**Stated problem**
Drop the images; return everything else in the listing below exactly.

START Input for this task

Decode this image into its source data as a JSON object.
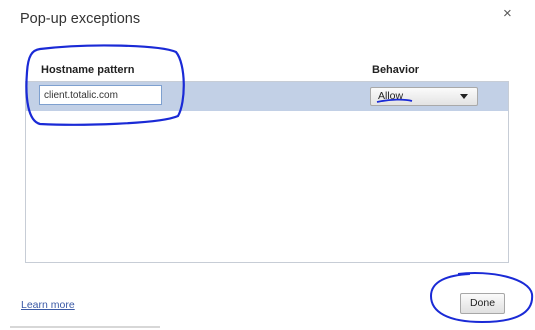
{
  "dialog": {
    "title": "Pop-up exceptions",
    "close_glyph": "×"
  },
  "table": {
    "columns": [
      "Hostname pattern",
      "Behavior"
    ],
    "rows": [
      {
        "hostname": "client.totalic.com",
        "behavior": "Allow"
      }
    ]
  },
  "footer": {
    "learn_more": "Learn more",
    "done_label": "Done"
  },
  "annotation_color": "#1a2ad6"
}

END Input for this task

**Completed task**
Decode this image into its source data as a JSON object.
{
  "dialog": {
    "title": "Pop-up exceptions",
    "close_glyph": "×"
  },
  "table": {
    "columns": [
      "Hostname pattern",
      "Behavior"
    ],
    "rows": [
      {
        "hostname": "client.totalic.com",
        "behavior": "Allow"
      }
    ]
  },
  "footer": {
    "learn_more": "Learn more",
    "done_label": "Done"
  },
  "annotation_color": "#1a2ad6"
}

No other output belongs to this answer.